### Records provided:
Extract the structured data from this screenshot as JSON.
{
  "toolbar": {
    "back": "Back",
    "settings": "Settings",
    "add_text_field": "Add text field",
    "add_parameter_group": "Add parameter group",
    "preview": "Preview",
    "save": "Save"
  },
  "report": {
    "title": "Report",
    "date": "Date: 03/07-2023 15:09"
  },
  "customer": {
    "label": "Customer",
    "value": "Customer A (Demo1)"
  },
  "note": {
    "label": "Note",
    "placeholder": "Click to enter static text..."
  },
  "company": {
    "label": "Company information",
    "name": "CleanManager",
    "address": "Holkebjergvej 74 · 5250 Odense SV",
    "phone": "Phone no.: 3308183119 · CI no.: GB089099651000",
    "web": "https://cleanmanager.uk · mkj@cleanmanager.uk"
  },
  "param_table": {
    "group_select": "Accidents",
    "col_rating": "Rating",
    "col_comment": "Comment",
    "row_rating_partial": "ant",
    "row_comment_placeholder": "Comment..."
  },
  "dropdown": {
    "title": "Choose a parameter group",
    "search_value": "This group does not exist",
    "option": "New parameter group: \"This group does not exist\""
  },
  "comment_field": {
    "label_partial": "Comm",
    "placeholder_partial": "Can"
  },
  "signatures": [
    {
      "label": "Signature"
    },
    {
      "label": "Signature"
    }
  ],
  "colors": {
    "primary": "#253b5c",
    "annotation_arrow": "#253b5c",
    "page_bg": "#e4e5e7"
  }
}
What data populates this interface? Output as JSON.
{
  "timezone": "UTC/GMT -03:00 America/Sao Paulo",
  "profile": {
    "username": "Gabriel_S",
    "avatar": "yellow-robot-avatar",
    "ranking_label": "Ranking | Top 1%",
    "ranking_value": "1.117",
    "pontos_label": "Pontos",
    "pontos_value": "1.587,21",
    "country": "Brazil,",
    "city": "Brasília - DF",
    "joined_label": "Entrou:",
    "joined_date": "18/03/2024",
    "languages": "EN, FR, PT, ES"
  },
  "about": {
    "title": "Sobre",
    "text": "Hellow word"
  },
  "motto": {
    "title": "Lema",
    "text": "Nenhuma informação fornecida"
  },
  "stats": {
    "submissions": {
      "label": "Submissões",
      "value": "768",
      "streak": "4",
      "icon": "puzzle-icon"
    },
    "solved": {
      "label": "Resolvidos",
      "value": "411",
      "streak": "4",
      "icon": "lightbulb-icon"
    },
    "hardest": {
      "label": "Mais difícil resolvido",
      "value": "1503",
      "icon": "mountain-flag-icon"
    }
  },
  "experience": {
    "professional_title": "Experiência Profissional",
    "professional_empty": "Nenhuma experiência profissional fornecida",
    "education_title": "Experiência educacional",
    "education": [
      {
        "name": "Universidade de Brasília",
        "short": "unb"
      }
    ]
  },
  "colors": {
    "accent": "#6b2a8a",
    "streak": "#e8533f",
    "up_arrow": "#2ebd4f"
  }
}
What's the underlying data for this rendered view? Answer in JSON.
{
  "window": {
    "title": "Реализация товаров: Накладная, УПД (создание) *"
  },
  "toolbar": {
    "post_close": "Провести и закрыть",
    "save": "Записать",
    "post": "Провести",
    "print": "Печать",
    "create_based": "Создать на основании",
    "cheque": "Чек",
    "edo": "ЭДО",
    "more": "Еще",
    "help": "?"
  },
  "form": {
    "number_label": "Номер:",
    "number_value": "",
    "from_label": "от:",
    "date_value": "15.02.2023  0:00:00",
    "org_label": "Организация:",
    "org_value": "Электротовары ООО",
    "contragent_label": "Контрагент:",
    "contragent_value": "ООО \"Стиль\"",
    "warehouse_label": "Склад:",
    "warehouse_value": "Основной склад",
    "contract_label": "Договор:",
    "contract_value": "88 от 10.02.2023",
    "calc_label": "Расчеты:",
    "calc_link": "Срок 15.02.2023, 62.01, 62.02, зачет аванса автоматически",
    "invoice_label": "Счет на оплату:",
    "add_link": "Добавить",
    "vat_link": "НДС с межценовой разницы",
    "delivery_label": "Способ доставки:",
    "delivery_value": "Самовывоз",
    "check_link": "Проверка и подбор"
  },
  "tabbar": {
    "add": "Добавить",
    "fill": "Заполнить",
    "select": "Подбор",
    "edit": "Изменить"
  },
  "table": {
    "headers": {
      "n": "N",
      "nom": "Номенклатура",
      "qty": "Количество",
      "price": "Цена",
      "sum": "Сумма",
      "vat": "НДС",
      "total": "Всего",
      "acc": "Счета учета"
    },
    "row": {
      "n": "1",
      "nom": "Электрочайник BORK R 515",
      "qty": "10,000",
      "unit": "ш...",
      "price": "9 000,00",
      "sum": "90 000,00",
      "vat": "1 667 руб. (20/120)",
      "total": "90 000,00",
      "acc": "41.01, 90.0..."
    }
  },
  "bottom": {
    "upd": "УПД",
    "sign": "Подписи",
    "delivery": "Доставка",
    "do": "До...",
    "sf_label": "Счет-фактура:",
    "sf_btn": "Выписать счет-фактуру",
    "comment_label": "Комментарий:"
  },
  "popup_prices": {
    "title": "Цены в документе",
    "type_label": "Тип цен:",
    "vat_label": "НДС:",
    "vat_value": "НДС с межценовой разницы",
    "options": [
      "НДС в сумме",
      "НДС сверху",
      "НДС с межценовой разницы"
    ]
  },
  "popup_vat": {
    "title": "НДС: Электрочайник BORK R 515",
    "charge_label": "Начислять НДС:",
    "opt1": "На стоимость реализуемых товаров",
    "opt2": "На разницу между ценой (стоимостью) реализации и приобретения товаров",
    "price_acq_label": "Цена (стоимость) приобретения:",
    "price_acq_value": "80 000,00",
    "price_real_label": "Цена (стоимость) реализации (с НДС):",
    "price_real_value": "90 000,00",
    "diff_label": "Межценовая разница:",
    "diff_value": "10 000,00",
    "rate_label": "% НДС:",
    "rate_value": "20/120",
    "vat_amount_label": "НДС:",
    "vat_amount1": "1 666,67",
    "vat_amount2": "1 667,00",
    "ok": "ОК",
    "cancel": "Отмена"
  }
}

### Short exercise:
Locate each line with the word "Провести" and copy it.

### Result for this exercise:
    "post_close": "Провести и закрыть",
    "post": "Провести",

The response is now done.